◆ TASK MATERIAL
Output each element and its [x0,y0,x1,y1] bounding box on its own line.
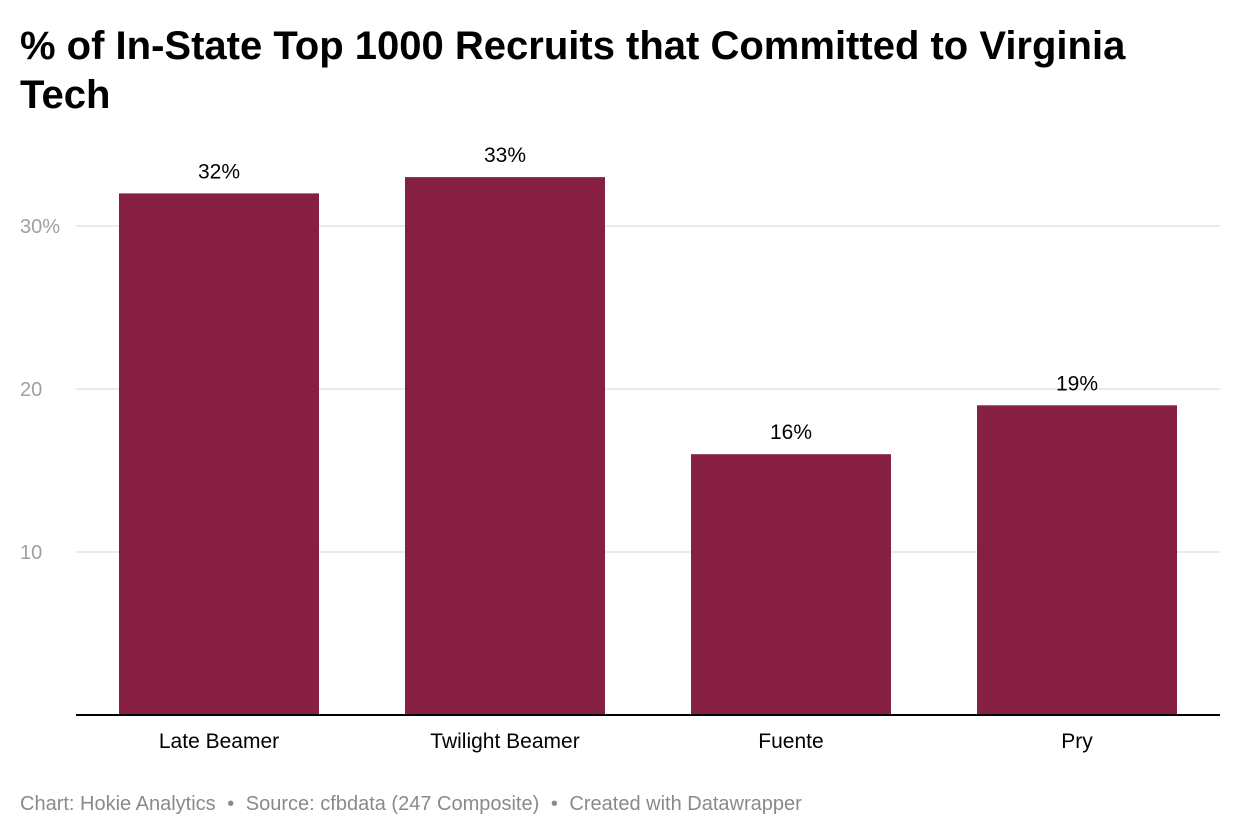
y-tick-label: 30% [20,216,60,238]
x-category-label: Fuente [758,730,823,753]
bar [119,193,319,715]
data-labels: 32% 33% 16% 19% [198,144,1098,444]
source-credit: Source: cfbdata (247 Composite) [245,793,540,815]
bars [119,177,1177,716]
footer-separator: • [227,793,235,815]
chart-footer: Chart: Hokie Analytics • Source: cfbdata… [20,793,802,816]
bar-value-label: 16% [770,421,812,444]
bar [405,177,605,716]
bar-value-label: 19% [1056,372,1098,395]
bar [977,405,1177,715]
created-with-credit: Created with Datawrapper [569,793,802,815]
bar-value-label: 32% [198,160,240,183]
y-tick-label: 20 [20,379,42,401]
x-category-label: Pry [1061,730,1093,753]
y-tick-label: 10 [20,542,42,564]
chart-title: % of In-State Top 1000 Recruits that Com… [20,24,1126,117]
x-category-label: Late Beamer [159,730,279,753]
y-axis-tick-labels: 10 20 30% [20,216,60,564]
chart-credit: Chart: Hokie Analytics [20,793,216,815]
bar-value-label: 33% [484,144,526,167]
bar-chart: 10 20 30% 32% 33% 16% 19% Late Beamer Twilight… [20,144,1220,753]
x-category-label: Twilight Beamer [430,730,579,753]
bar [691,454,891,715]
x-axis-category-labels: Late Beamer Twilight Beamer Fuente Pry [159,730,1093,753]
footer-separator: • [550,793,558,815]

◆ WHAT IS ASKED
Count the lines of the records that contain the string "value", treating uppercase and lowercase as different, and give only the number.

◆ RESPONSE TO THIS TASK
4